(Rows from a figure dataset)
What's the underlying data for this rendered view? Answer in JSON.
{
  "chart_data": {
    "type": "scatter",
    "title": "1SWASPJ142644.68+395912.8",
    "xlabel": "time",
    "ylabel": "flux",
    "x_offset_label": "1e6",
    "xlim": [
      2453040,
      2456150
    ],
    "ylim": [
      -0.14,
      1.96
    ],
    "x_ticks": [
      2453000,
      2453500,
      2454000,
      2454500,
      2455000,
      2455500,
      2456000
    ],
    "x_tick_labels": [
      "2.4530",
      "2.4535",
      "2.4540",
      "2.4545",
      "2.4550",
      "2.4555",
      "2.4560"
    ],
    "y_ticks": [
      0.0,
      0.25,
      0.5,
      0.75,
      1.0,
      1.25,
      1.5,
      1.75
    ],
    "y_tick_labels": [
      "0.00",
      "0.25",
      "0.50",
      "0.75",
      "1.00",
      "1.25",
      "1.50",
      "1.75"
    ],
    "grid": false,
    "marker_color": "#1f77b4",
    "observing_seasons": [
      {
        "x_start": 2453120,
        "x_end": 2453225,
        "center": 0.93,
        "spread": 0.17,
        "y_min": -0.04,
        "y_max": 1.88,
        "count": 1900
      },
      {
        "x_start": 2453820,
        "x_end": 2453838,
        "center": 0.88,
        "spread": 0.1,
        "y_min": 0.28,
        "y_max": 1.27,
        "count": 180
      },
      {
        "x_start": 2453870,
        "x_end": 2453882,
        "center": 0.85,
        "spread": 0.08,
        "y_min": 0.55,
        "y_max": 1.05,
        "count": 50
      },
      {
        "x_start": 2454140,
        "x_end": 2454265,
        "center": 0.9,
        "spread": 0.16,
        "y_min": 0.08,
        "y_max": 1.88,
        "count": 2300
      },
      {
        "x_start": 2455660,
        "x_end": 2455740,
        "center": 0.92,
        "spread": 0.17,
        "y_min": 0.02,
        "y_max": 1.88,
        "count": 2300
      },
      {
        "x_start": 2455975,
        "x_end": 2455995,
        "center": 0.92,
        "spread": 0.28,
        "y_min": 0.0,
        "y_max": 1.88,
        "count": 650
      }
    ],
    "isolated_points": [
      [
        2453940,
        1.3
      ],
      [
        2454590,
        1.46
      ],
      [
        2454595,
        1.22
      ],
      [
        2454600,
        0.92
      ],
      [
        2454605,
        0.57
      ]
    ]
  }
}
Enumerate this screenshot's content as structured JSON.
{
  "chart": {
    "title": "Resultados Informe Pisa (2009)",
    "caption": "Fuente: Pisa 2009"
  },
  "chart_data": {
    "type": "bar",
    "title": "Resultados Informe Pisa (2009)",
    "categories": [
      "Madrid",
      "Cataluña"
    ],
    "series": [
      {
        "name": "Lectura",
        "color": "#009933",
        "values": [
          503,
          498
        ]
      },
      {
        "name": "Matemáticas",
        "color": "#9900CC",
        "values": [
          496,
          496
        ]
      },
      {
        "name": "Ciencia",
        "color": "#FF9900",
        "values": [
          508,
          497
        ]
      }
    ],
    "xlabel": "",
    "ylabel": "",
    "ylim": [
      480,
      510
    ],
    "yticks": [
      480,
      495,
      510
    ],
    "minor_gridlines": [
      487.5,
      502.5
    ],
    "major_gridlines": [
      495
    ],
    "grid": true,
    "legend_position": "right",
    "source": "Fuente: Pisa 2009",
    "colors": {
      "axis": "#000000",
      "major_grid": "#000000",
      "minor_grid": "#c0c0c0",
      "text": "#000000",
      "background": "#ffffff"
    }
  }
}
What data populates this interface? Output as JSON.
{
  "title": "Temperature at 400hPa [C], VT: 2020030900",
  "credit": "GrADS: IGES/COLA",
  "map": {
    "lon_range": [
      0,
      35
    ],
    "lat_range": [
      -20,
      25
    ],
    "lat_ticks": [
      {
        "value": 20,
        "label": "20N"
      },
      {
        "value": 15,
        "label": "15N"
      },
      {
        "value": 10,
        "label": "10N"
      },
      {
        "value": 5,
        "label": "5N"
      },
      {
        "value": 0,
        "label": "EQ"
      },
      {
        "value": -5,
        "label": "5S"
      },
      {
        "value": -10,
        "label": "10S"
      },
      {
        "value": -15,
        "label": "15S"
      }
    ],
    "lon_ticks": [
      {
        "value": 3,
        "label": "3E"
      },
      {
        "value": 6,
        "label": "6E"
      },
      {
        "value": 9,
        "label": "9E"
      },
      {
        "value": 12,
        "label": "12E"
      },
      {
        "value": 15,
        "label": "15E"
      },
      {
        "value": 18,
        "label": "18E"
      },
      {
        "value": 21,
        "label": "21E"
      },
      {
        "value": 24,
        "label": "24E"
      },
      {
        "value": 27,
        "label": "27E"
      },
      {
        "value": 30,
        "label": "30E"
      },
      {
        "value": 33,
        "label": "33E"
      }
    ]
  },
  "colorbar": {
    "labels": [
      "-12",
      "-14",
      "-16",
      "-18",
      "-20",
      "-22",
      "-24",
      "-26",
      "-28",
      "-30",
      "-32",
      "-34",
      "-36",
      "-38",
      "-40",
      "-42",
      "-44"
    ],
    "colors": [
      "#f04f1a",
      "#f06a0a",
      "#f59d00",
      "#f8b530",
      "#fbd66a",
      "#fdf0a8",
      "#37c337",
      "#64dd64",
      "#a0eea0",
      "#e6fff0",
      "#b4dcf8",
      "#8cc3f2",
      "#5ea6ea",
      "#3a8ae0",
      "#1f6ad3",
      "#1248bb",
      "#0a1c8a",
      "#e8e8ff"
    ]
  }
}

* _Problem statement_:
Every record above should be copied exactly.

* _Answer for the task_:
What's the underlying data for this rendered view? Answer in JSON.
{
  "chart_data": {
    "type": "scatter",
    "title": "1SWASPJ142644.68+395912.8",
    "xlabel": "time",
    "ylabel": "flux",
    "x_offset_label": "1e6",
    "xlim": [
      2453040,
      2456150
    ],
    "ylim": [
      -0.14,
      1.96
    ],
    "x_ticks": [
      2453000,
      2453500,
      2454000,
      2454500,
      2455000,
      2455500,
      2456000
    ],
    "x_tick_labels": [
      "2.4530",
      "2.4535",
      "2.4540",
      "2.4545",
      "2.4550",
      "2.4555",
      "2.4560"
    ],
    "y_ticks": [
      0.0,
      0.25,
      0.5,
      0.75,
      1.0,
      1.25,
      1.5,
      1.75
    ],
    "y_tick_labels": [
      "0.00",
      "0.25",
      "0.50",
      "0.75",
      "1.00",
      "1.25",
      "1.50",
      "1.75"
    ],
    "grid": false,
    "marker_color": "#1f77b4",
    "observing_seasons": [
      {
        "x_start": 2453120,
        "x_end": 2453225,
        "center": 0.93,
        "spread": 0.17,
        "y_min": -0.04,
        "y_max": 1.88,
        "count": 1900
      },
      {
        "x_start": 2453820,
        "x_end": 2453838,
        "center": 0.88,
        "spread": 0.1,
        "y_min": 0.28,
        "y_max": 1.27,
        "count": 180
      },
      {
        "x_start": 2453870,
        "x_end": 2453882,
        "center": 0.85,
        "spread": 0.08,
        "y_min": 0.55,
        "y_max": 1.05,
        "count": 50
      },
      {
        "x_start": 2454140,
        "x_end": 2454265,
        "center": 0.9,
        "spread": 0.16,
        "y_min": 0.08,
        "y_max": 1.88,
        "count": 2300
      },
      {
        "x_start": 2455660,
        "x_end": 2455740,
        "center": 0.92,
        "spread": 0.17,
        "y_min": 0.02,
        "y_max": 1.88,
        "count": 2300
      },
      {
        "x_start": 2455975,
        "x_end": 2455995,
        "center": 0.92,
        "spread": 0.28,
        "y_min": 0.0,
        "y_max": 1.88,
        "count": 650
      }
    ],
    "isolated_points": [
      [
        2453940,
        1.3
      ],
      [
        2454590,
        1.46
      ],
      [
        2454595,
        1.22
      ],
      [
        2454600,
        0.92
      ],
      [
        2454605,
        0.57
      ]
    ]
  }
}
Enumerate this screenshot's content as structured JSON.
{
  "chart": {
    "title": "Resultados Informe Pisa (2009)",
    "caption": "Fuente: Pisa 2009"
  },
  "chart_data": {
    "type": "bar",
    "title": "Resultados Informe Pisa (2009)",
    "categories": [
      "Madrid",
      "Cataluña"
    ],
    "series": [
      {
        "name": "Lectura",
        "color": "#009933",
        "values": [
          503,
          498
        ]
      },
      {
        "name": "Matemáticas",
        "color": "#9900CC",
        "values": [
          496,
          496
        ]
      },
      {
        "name": "Ciencia",
        "color": "#FF9900",
        "values": [
          508,
          497
        ]
      }
    ],
    "xlabel": "",
    "ylabel": "",
    "ylim": [
      480,
      510
    ],
    "yticks": [
      480,
      495,
      510
    ],
    "minor_gridlines": [
      487.5,
      502.5
    ],
    "major_gridlines": [
      495
    ],
    "grid": true,
    "legend_position": "right",
    "source": "Fuente: Pisa 2009",
    "colors": {
      "axis": "#000000",
      "major_grid": "#000000",
      "minor_grid": "#c0c0c0",
      "text": "#000000",
      "background": "#ffffff"
    }
  }
}
What data populates this interface? Output as JSON.
{
  "title": "Temperature at 400hPa [C], VT: 2020030900",
  "credit": "GrADS: IGES/COLA",
  "map": {
    "lon_range": [
      0,
      35
    ],
    "lat_range": [
      -20,
      25
    ],
    "lat_ticks": [
      {
        "value": 20,
        "label": "20N"
      },
      {
        "value": 15,
        "label": "15N"
      },
      {
        "value": 10,
        "label": "10N"
      },
      {
        "value": 5,
        "label": "5N"
      },
      {
        "value": 0,
        "label": "EQ"
      },
      {
        "value": -5,
        "label": "5S"
      },
      {
        "value": -10,
        "label": "10S"
      },
      {
        "value": -15,
        "label": "15S"
      }
    ],
    "lon_ticks": [
      {
        "value": 3,
        "label": "3E"
      },
      {
        "value": 6,
        "label": "6E"
      },
      {
        "value": 9,
        "label": "9E"
      },
      {
        "value": 12,
        "label": "12E"
      },
      {
        "value": 15,
        "label": "15E"
      },
      {
        "value": 18,
        "label": "18E"
      },
      {
        "value": 21,
        "label": "21E"
      },
      {
        "value": 24,
        "label": "24E"
      },
      {
        "value": 27,
        "label": "27E"
      },
      {
        "value": 30,
        "label": "30E"
      },
      {
        "value": 33,
        "label": "33E"
      }
    ]
  },
  "colorbar": {
    "labels": [
      "-12",
      "-14",
      "-16",
      "-18",
      "-20",
      "-22",
      "-24",
      "-26",
      "-28",
      "-30",
      "-32",
      "-34",
      "-36",
      "-38",
      "-40",
      "-42",
      "-44"
    ],
    "colors": [
      "#f04f1a",
      "#f06a0a",
      "#f59d00",
      "#f8b530",
      "#fbd66a",
      "#fdf0a8",
      "#37c337",
      "#64dd64",
      "#a0eea0",
      "#e6fff0",
      "#b4dcf8",
      "#8cc3f2",
      "#5ea6ea",
      "#3a8ae0",
      "#1f6ad3",
      "#1248bb",
      "#0a1c8a",
      "#e8e8ff"
    ]
  }
}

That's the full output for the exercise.